Data listing:
════════
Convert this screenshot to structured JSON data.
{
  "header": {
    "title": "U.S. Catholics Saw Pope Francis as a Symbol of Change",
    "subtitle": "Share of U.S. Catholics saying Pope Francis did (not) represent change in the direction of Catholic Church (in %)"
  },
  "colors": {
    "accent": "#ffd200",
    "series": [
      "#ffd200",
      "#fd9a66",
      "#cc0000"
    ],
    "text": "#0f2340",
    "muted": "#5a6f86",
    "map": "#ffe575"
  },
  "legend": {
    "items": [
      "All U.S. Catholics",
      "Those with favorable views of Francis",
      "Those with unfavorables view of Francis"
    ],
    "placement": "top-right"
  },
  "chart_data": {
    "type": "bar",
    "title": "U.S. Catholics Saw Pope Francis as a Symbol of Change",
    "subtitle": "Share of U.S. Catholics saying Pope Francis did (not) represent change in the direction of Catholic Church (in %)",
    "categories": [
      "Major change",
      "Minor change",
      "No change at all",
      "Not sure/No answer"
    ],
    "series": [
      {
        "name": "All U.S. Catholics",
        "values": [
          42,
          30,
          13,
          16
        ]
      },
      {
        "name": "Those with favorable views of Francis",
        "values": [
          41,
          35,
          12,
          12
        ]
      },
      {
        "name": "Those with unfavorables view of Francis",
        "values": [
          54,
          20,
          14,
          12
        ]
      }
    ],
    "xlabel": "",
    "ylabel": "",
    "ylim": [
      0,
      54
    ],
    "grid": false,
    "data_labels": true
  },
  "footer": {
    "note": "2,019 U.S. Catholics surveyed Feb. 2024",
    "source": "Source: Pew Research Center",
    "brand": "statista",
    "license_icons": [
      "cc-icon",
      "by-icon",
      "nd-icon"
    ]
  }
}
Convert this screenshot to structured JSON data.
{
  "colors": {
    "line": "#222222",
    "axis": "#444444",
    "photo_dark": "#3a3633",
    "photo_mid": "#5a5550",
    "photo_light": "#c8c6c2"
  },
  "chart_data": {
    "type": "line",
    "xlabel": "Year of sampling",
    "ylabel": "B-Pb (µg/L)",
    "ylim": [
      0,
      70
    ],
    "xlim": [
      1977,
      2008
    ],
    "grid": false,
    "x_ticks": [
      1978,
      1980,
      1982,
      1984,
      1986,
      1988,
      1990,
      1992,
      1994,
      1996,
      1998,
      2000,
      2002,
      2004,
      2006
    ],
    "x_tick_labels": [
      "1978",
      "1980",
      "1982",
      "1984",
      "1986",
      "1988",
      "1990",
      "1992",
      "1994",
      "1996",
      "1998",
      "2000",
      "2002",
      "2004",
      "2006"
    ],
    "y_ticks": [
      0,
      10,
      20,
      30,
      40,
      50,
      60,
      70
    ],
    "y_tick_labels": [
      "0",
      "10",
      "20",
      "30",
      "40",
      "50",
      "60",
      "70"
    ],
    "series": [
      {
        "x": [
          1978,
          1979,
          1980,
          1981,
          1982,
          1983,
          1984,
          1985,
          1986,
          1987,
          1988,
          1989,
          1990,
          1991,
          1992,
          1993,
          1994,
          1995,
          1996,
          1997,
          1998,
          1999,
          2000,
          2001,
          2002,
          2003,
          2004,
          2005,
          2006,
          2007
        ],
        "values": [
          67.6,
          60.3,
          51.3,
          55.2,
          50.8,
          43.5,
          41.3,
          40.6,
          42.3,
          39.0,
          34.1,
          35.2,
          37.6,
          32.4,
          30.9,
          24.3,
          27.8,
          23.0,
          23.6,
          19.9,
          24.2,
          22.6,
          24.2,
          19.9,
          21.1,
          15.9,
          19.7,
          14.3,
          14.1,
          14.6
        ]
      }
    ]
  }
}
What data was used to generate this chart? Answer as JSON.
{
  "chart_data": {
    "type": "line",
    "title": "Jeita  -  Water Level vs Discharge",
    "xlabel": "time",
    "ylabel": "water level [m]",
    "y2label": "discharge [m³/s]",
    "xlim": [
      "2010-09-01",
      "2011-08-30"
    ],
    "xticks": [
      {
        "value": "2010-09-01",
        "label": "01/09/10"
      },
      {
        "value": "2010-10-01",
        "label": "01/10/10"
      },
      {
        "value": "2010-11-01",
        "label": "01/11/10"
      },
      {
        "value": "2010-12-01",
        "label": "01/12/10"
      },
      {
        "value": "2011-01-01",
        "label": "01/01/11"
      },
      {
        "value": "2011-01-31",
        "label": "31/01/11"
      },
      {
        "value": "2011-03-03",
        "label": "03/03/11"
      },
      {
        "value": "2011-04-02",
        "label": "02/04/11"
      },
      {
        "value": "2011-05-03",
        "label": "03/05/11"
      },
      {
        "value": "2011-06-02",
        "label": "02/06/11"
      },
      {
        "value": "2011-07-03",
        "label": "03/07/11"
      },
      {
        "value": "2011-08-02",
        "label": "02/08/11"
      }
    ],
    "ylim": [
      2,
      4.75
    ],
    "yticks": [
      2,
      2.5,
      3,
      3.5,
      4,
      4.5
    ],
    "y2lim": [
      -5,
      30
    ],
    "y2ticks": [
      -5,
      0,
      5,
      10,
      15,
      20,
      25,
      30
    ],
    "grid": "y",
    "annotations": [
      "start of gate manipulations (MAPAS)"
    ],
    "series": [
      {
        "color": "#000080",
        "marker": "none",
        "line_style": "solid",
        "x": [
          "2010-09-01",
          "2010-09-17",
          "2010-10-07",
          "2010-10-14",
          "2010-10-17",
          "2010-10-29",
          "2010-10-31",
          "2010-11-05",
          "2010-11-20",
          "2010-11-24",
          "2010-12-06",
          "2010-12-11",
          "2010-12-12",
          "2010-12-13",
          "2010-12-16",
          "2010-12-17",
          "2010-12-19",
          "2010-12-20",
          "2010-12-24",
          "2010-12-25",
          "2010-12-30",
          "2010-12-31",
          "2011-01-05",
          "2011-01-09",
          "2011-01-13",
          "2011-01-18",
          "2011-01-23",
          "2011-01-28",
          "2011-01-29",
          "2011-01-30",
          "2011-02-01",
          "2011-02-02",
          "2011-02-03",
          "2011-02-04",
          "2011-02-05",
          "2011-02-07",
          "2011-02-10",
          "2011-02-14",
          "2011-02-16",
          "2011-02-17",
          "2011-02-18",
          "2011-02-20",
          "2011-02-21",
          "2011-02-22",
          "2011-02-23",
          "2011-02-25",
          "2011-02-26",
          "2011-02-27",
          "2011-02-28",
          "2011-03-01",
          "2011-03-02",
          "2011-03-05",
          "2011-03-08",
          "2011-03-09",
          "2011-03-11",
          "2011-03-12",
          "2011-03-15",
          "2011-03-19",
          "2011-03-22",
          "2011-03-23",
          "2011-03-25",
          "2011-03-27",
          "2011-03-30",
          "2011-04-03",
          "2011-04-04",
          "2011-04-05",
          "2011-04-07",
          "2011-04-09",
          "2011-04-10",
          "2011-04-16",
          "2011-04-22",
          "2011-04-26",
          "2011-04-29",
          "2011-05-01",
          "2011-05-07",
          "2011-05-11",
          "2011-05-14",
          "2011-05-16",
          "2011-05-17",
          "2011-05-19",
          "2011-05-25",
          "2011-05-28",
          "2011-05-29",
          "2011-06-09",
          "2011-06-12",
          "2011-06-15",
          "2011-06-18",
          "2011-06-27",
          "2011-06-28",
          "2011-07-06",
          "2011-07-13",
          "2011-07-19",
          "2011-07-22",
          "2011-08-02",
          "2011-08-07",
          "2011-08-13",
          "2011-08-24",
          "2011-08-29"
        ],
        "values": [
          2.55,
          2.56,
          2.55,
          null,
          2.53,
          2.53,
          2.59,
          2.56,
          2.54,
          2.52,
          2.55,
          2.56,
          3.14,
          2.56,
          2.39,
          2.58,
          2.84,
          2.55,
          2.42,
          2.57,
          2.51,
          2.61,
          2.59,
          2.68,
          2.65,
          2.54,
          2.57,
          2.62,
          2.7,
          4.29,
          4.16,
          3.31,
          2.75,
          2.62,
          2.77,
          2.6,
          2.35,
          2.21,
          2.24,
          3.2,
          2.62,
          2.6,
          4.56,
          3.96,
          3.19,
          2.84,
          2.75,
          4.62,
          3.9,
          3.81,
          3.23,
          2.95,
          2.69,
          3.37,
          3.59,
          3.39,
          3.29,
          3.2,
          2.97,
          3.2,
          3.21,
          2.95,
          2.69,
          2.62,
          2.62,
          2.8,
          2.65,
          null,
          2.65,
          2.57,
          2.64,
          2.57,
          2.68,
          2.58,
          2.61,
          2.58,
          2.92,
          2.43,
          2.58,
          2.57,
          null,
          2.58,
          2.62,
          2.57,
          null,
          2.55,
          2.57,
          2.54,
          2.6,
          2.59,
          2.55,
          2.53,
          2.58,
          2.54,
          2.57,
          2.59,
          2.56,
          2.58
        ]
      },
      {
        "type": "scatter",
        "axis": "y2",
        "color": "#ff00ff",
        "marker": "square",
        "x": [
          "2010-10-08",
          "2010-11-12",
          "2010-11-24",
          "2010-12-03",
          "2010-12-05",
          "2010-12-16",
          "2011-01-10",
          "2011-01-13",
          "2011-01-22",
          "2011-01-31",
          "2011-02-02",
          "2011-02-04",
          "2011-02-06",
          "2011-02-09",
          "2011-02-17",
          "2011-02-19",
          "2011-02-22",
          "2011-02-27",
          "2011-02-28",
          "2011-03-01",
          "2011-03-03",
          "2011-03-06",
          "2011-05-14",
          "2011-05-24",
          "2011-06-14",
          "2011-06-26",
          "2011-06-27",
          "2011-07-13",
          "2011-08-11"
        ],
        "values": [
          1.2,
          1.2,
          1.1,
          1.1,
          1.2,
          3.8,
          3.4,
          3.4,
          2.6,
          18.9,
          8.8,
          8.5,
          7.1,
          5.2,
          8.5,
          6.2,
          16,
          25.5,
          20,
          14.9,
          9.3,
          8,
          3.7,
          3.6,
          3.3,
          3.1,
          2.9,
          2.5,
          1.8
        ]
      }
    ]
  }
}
════════
> STATED GOAL
Gather each line in these records that contains the string "subtitle".

> SOLUTION TO THIS EXERCISE
    "subtitle": "Share of U.S. Catholics saying Pope Francis did (not) represent change in the direction of Catholic Church (in %)"
    "subtitle": "Share of U.S. Catholics saying Pope Francis did (not) represent change in the direction of Catholic Church (in %)",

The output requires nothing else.